Stated exercise =
Below are entries; tally how many lines hold the string "title" and answer with only that figure.

Material shown =
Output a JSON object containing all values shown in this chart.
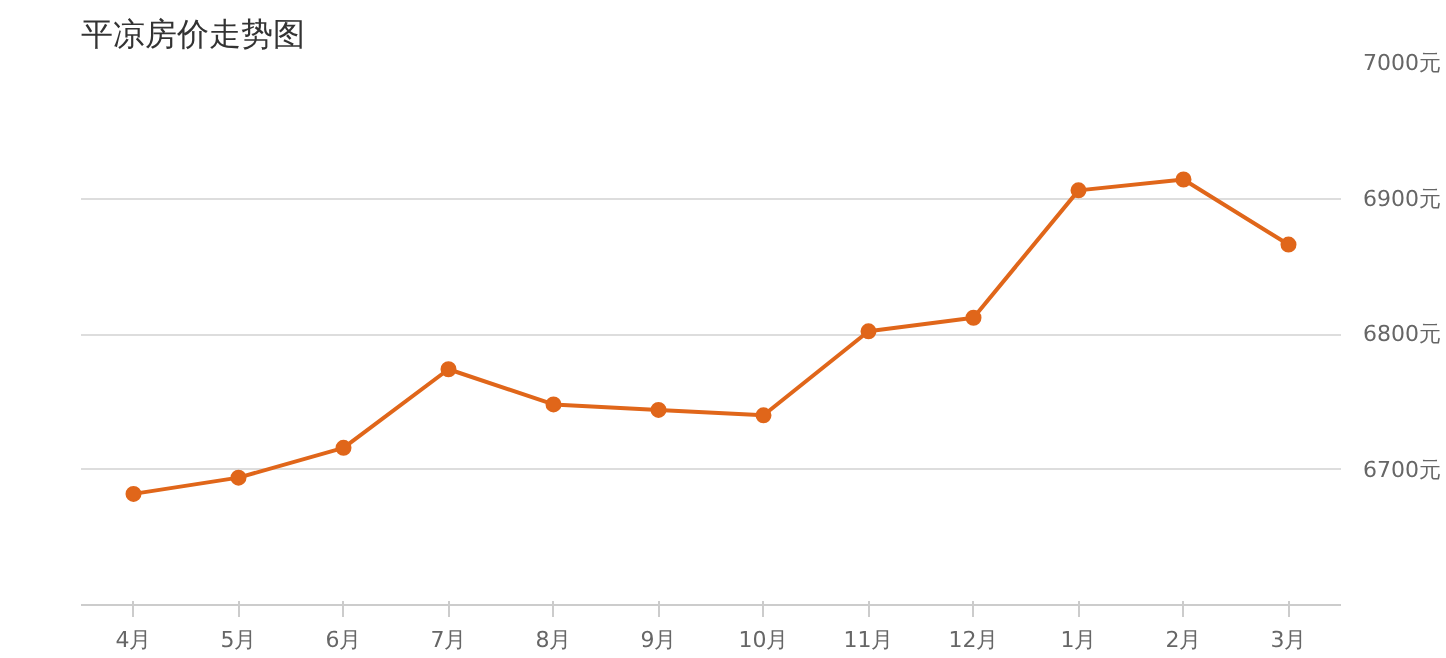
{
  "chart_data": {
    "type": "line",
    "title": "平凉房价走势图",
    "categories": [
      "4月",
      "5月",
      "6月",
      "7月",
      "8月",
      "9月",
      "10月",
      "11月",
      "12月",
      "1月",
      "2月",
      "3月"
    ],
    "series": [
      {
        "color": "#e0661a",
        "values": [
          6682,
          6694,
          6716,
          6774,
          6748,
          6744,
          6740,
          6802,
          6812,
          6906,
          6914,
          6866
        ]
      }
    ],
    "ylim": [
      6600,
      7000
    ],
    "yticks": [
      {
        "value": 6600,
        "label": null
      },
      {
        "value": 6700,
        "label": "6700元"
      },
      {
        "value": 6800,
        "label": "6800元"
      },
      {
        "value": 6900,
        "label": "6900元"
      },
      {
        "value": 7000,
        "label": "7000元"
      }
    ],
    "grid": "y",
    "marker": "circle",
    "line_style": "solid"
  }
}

...

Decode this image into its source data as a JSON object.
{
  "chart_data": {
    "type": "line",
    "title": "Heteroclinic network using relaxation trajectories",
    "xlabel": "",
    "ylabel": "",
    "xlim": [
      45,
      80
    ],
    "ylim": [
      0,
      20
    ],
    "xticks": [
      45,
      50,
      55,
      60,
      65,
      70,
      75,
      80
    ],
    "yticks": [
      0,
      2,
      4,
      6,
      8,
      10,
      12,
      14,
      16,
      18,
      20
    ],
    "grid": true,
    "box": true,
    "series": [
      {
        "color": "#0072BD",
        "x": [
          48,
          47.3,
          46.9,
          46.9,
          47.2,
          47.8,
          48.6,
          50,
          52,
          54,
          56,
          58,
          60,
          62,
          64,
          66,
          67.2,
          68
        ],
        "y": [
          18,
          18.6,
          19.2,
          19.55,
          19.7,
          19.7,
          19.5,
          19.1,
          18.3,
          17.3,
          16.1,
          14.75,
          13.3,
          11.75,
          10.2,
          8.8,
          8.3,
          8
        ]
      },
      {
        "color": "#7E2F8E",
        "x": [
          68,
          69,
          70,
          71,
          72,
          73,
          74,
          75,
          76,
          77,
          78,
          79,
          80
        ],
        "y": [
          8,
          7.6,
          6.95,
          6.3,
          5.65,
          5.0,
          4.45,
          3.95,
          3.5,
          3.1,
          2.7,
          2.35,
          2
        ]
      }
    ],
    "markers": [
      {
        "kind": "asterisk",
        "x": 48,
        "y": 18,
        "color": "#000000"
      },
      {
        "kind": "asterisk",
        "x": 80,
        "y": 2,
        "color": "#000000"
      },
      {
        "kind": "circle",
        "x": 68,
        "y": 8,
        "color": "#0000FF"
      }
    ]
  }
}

...

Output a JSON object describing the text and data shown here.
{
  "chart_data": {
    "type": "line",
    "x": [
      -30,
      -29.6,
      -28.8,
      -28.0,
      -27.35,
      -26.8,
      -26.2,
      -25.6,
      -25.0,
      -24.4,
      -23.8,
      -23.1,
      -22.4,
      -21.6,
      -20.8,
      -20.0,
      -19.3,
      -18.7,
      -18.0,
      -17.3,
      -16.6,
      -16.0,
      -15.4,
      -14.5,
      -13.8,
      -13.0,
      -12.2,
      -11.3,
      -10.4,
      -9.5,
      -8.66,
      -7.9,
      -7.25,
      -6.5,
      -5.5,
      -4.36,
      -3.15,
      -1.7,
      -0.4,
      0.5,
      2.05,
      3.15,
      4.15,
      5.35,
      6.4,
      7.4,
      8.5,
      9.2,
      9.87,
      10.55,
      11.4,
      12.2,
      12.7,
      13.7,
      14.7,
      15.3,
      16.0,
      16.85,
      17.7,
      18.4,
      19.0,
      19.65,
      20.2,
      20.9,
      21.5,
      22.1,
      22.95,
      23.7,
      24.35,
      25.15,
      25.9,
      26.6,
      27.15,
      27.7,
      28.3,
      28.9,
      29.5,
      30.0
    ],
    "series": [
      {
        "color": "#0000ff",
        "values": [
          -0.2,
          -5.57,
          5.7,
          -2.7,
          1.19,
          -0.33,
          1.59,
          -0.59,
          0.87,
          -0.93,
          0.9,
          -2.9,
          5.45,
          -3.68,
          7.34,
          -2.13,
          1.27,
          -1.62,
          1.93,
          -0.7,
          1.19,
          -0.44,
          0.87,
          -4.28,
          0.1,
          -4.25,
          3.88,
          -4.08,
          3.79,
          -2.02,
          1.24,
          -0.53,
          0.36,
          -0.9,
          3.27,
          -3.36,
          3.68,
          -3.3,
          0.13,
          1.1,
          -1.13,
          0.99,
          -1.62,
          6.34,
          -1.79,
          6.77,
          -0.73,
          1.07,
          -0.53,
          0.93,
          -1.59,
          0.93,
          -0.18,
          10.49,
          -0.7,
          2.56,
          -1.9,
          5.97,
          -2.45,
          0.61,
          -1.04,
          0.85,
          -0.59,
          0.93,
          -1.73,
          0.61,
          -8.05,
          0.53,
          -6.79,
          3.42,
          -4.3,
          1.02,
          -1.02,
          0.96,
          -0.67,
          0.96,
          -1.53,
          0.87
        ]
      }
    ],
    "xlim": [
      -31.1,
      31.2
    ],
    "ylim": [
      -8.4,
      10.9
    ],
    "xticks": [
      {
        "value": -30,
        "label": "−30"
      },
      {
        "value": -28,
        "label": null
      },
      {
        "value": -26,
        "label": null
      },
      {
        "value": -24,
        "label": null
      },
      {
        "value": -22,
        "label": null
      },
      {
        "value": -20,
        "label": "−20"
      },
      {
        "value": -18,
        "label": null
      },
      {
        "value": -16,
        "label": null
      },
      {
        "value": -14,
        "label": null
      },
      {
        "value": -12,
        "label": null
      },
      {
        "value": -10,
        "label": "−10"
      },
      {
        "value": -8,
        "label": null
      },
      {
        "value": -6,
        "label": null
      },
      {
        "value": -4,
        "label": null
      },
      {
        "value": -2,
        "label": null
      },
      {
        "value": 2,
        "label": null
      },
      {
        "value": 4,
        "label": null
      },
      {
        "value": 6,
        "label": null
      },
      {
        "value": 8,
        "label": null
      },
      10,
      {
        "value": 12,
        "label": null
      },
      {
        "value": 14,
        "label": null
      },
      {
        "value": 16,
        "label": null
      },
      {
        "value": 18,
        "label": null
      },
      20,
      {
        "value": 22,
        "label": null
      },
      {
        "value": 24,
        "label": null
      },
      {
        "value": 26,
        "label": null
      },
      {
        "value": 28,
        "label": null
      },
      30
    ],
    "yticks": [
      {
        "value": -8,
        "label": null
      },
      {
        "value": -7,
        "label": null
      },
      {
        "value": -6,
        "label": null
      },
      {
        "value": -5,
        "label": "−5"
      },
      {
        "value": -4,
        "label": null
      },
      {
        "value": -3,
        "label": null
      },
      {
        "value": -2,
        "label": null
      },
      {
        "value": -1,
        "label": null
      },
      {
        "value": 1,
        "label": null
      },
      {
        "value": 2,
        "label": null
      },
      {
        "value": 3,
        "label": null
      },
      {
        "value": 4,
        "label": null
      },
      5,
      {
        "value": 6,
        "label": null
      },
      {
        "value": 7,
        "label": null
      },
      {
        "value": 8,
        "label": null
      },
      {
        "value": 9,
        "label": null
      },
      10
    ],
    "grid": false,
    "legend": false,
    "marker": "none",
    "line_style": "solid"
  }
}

Answer to this exercise =
2